### WHAT NEEDS TO BE DONE
Retype every entry exactly, character for character.

------------------------------------------------------------------------

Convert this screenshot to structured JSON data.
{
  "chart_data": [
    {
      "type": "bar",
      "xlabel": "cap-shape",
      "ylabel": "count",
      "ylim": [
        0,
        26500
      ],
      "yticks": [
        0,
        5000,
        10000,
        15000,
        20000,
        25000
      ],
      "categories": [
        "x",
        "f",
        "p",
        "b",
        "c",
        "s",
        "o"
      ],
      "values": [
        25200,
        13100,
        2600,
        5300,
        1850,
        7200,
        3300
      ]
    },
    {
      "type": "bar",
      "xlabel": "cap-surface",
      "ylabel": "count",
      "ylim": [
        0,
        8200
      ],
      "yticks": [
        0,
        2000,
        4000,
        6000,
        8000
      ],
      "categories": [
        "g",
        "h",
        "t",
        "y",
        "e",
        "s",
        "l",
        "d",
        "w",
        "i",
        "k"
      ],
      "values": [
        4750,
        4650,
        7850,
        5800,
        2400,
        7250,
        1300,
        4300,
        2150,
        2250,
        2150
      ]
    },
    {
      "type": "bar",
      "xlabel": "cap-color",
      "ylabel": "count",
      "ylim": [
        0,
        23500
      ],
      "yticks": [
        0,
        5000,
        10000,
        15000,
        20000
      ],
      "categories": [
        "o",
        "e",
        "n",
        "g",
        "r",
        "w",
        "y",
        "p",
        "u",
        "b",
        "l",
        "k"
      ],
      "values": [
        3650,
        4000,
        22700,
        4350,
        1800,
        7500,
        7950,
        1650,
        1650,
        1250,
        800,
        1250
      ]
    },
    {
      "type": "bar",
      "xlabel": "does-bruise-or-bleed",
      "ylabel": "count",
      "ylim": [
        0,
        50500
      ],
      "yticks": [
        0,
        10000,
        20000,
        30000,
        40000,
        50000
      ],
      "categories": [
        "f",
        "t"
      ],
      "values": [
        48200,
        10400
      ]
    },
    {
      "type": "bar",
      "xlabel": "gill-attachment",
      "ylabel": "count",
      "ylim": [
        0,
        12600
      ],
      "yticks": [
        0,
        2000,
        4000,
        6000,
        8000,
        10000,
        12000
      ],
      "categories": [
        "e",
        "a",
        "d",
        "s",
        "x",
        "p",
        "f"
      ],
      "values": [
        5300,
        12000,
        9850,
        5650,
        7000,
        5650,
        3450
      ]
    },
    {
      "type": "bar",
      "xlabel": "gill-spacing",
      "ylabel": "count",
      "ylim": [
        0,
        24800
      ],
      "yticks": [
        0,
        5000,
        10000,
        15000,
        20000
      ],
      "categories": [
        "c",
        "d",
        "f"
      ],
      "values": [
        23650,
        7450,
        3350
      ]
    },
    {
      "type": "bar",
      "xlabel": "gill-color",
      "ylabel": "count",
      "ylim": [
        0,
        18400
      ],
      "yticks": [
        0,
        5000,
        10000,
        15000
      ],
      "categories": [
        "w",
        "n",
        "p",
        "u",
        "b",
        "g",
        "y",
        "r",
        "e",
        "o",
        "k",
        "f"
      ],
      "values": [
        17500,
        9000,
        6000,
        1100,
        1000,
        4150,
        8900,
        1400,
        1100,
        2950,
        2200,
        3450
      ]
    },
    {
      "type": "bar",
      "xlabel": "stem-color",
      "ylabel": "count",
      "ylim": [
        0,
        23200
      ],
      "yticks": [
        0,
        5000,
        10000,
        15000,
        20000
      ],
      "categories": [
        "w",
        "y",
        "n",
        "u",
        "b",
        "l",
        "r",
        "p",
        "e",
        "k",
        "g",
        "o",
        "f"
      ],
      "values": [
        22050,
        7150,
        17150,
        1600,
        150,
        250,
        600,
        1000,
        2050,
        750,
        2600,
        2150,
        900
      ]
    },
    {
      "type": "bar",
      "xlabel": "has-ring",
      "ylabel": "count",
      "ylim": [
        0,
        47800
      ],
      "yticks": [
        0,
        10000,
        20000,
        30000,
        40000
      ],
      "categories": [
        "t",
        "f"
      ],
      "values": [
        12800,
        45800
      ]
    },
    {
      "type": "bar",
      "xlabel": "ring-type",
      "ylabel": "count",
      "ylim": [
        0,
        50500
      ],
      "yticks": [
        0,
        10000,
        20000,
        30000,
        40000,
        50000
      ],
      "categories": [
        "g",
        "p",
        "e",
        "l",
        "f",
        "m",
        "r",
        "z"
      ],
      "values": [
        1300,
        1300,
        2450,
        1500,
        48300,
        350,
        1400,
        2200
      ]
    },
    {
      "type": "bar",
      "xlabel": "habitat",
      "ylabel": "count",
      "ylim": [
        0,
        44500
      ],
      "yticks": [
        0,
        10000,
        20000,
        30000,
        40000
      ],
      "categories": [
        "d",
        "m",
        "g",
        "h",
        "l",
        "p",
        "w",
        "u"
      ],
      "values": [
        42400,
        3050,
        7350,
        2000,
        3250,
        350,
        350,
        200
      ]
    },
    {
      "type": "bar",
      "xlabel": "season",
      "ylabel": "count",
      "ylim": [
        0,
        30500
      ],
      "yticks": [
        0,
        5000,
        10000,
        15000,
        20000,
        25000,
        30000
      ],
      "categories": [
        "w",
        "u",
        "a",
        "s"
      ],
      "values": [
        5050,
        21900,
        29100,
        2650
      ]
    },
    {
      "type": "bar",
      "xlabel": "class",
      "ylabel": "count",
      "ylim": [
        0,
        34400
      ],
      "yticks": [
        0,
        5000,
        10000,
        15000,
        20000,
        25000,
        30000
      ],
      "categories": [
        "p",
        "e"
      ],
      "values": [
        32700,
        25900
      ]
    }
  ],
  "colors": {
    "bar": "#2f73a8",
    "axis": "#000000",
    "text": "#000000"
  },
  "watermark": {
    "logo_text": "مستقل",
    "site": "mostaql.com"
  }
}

------------------------------------------------------------------------

### SOLUTION
Convert this screenshot to structured JSON data.
{
  "chart_data": [
    {
      "type": "bar",
      "xlabel": "cap-shape",
      "ylabel": "count",
      "ylim": [
        0,
        26500
      ],
      "yticks": [
        0,
        5000,
        10000,
        15000,
        20000,
        25000
      ],
      "categories": [
        "x",
        "f",
        "p",
        "b",
        "c",
        "s",
        "o"
      ],
      "values": [
        25200,
        13100,
        2600,
        5300,
        1850,
        7200,
        3300
      ]
    },
    {
      "type": "bar",
      "xlabel": "cap-surface",
      "ylabel": "count",
      "ylim": [
        0,
        8200
      ],
      "yticks": [
        0,
        2000,
        4000,
        6000,
        8000
      ],
      "categories": [
        "g",
        "h",
        "t",
        "y",
        "e",
        "s",
        "l",
        "d",
        "w",
        "i",
        "k"
      ],
      "values": [
        4750,
        4650,
        7850,
        5800,
        2400,
        7250,
        1300,
        4300,
        2150,
        2250,
        2150
      ]
    },
    {
      "type": "bar",
      "xlabel": "cap-color",
      "ylabel": "count",
      "ylim": [
        0,
        23500
      ],
      "yticks": [
        0,
        5000,
        10000,
        15000,
        20000
      ],
      "categories": [
        "o",
        "e",
        "n",
        "g",
        "r",
        "w",
        "y",
        "p",
        "u",
        "b",
        "l",
        "k"
      ],
      "values": [
        3650,
        4000,
        22700,
        4350,
        1800,
        7500,
        7950,
        1650,
        1650,
        1250,
        800,
        1250
      ]
    },
    {
      "type": "bar",
      "xlabel": "does-bruise-or-bleed",
      "ylabel": "count",
      "ylim": [
        0,
        50500
      ],
      "yticks": [
        0,
        10000,
        20000,
        30000,
        40000,
        50000
      ],
      "categories": [
        "f",
        "t"
      ],
      "values": [
        48200,
        10400
      ]
    },
    {
      "type": "bar",
      "xlabel": "gill-attachment",
      "ylabel": "count",
      "ylim": [
        0,
        12600
      ],
      "yticks": [
        0,
        2000,
        4000,
        6000,
        8000,
        10000,
        12000
      ],
      "categories": [
        "e",
        "a",
        "d",
        "s",
        "x",
        "p",
        "f"
      ],
      "values": [
        5300,
        12000,
        9850,
        5650,
        7000,
        5650,
        3450
      ]
    },
    {
      "type": "bar",
      "xlabel": "gill-spacing",
      "ylabel": "count",
      "ylim": [
        0,
        24800
      ],
      "yticks": [
        0,
        5000,
        10000,
        15000,
        20000
      ],
      "categories": [
        "c",
        "d",
        "f"
      ],
      "values": [
        23650,
        7450,
        3350
      ]
    },
    {
      "type": "bar",
      "xlabel": "gill-color",
      "ylabel": "count",
      "ylim": [
        0,
        18400
      ],
      "yticks": [
        0,
        5000,
        10000,
        15000
      ],
      "categories": [
        "w",
        "n",
        "p",
        "u",
        "b",
        "g",
        "y",
        "r",
        "e",
        "o",
        "k",
        "f"
      ],
      "values": [
        17500,
        9000,
        6000,
        1100,
        1000,
        4150,
        8900,
        1400,
        1100,
        2950,
        2200,
        3450
      ]
    },
    {
      "type": "bar",
      "xlabel": "stem-color",
      "ylabel": "count",
      "ylim": [
        0,
        23200
      ],
      "yticks": [
        0,
        5000,
        10000,
        15000,
        20000
      ],
      "categories": [
        "w",
        "y",
        "n",
        "u",
        "b",
        "l",
        "r",
        "p",
        "e",
        "k",
        "g",
        "o",
        "f"
      ],
      "values": [
        22050,
        7150,
        17150,
        1600,
        150,
        250,
        600,
        1000,
        2050,
        750,
        2600,
        2150,
        900
      ]
    },
    {
      "type": "bar",
      "xlabel": "has-ring",
      "ylabel": "count",
      "ylim": [
        0,
        47800
      ],
      "yticks": [
        0,
        10000,
        20000,
        30000,
        40000
      ],
      "categories": [
        "t",
        "f"
      ],
      "values": [
        12800,
        45800
      ]
    },
    {
      "type": "bar",
      "xlabel": "ring-type",
      "ylabel": "count",
      "ylim": [
        0,
        50500
      ],
      "yticks": [
        0,
        10000,
        20000,
        30000,
        40000,
        50000
      ],
      "categories": [
        "g",
        "p",
        "e",
        "l",
        "f",
        "m",
        "r",
        "z"
      ],
      "values": [
        1300,
        1300,
        2450,
        1500,
        48300,
        350,
        1400,
        2200
      ]
    },
    {
      "type": "bar",
      "xlabel": "habitat",
      "ylabel": "count",
      "ylim": [
        0,
        44500
      ],
      "yticks": [
        0,
        10000,
        20000,
        30000,
        40000
      ],
      "categories": [
        "d",
        "m",
        "g",
        "h",
        "l",
        "p",
        "w",
        "u"
      ],
      "values": [
        42400,
        3050,
        7350,
        2000,
        3250,
        350,
        350,
        200
      ]
    },
    {
      "type": "bar",
      "xlabel": "season",
      "ylabel": "count",
      "ylim": [
        0,
        30500
      ],
      "yticks": [
        0,
        5000,
        10000,
        15000,
        20000,
        25000,
        30000
      ],
      "categories": [
        "w",
        "u",
        "a",
        "s"
      ],
      "values": [
        5050,
        21900,
        29100,
        2650
      ]
    },
    {
      "type": "bar",
      "xlabel": "class",
      "ylabel": "count",
      "ylim": [
        0,
        34400
      ],
      "yticks": [
        0,
        5000,
        10000,
        15000,
        20000,
        25000,
        30000
      ],
      "categories": [
        "p",
        "e"
      ],
      "values": [
        32700,
        25900
      ]
    }
  ],
  "colors": {
    "bar": "#2f73a8",
    "axis": "#000000",
    "text": "#000000"
  },
  "watermark": {
    "logo_text": "مستقل",
    "site": "mostaql.com"
  }
}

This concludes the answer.